## What needs to be done
Repeat the entries that follow verbatim, without any of their pictures.

-- Start of Excerpted records --

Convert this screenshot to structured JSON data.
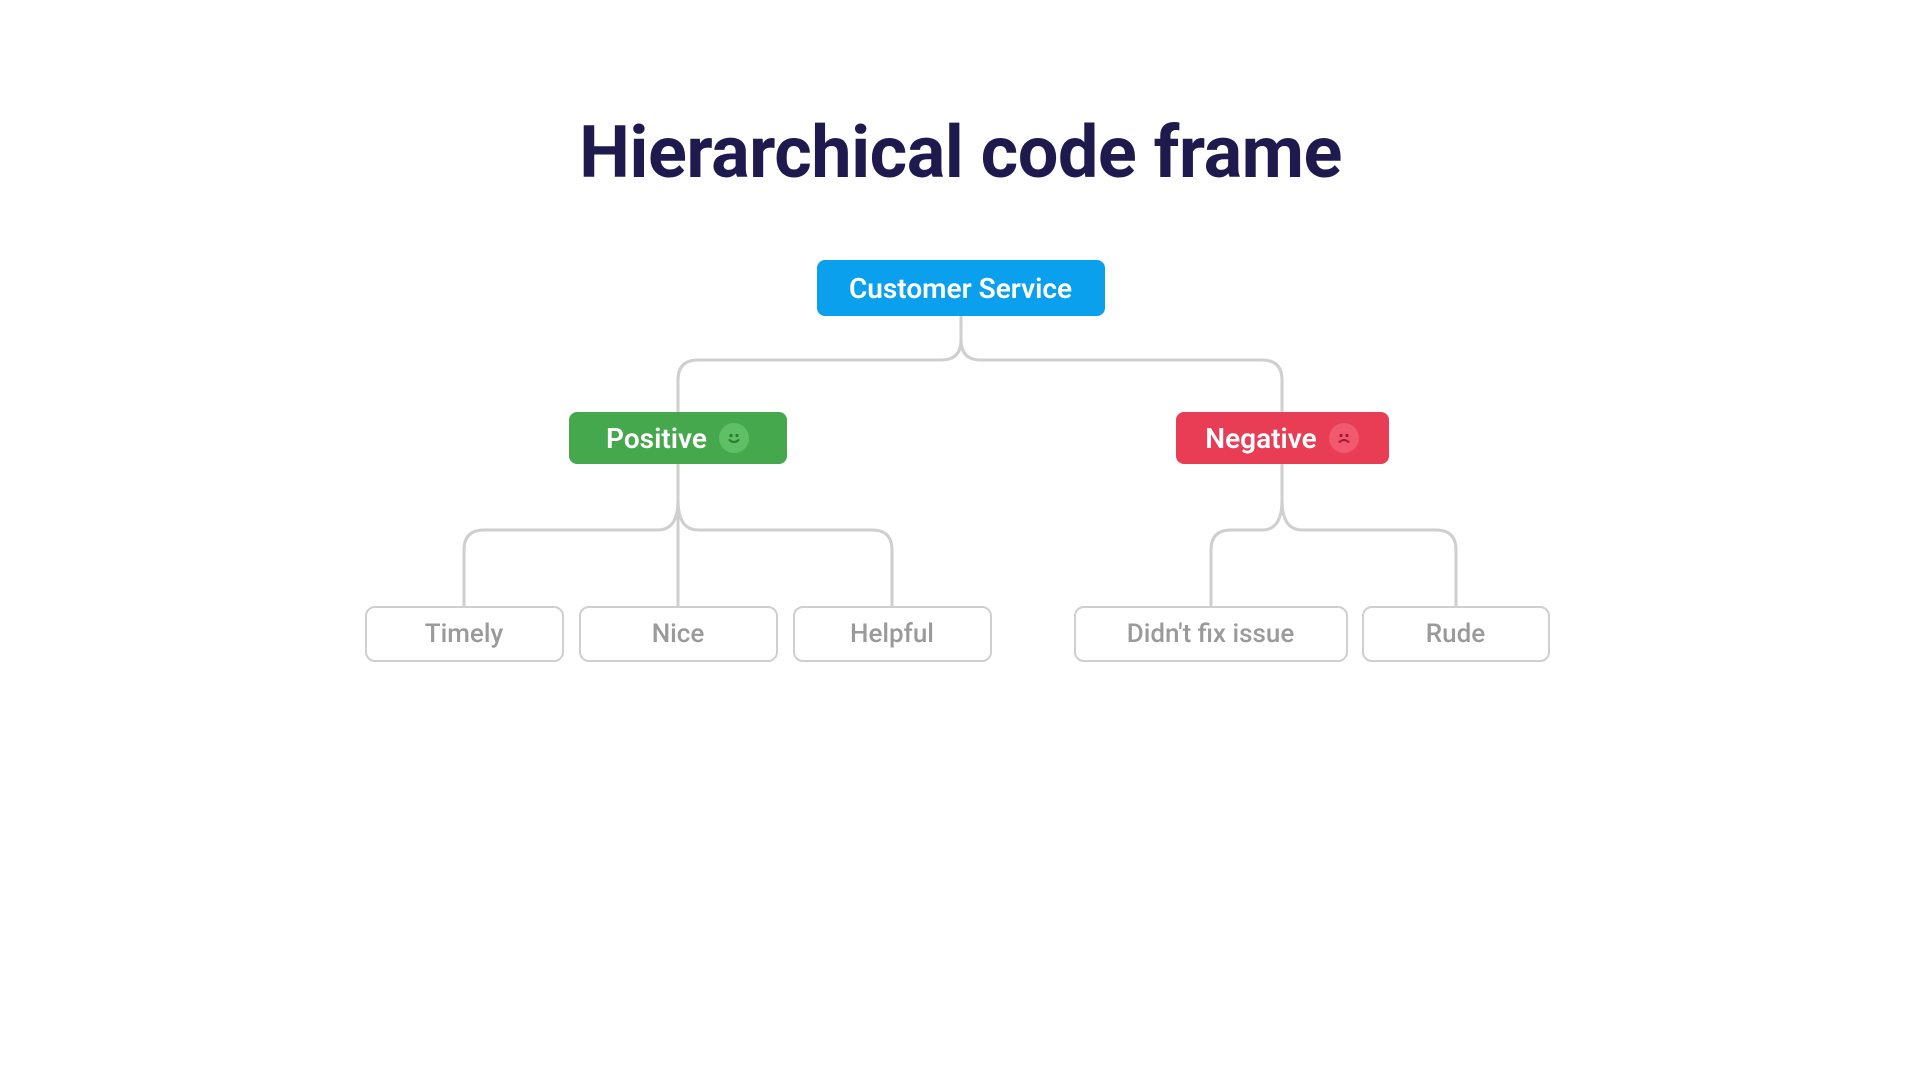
{
  "title": "Hierarchical code frame",
  "root": {
    "label": "Customer Service"
  },
  "positive": {
    "label": "Positive",
    "icon": "smile-icon",
    "children": [
      {
        "label": "Timely"
      },
      {
        "label": "Nice"
      },
      {
        "label": "Helpful"
      }
    ]
  },
  "negative": {
    "label": "Negative",
    "icon": "frown-icon",
    "children": [
      {
        "label": "Didn't fix issue"
      },
      {
        "label": "Rude"
      }
    ]
  },
  "colors": {
    "title": "#1e1a4d",
    "root_bg": "#0aa0ee",
    "positive_bg": "#46a84d",
    "negative_bg": "#e83d55",
    "leaf_border": "#cfcfcf",
    "leaf_text": "#9a9a9a",
    "connector": "#cfcfcf"
  }
}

-- End of Excerpted records --

## Completed task
Convert this screenshot to structured JSON data.
{
  "title": "Hierarchical code frame",
  "root": {
    "label": "Customer Service"
  },
  "positive": {
    "label": "Positive",
    "icon": "smile-icon",
    "children": [
      {
        "label": "Timely"
      },
      {
        "label": "Nice"
      },
      {
        "label": "Helpful"
      }
    ]
  },
  "negative": {
    "label": "Negative",
    "icon": "frown-icon",
    "children": [
      {
        "label": "Didn't fix issue"
      },
      {
        "label": "Rude"
      }
    ]
  },
  "colors": {
    "title": "#1e1a4d",
    "root_bg": "#0aa0ee",
    "positive_bg": "#46a84d",
    "negative_bg": "#e83d55",
    "leaf_border": "#cfcfcf",
    "leaf_text": "#9a9a9a",
    "connector": "#cfcfcf"
  }
}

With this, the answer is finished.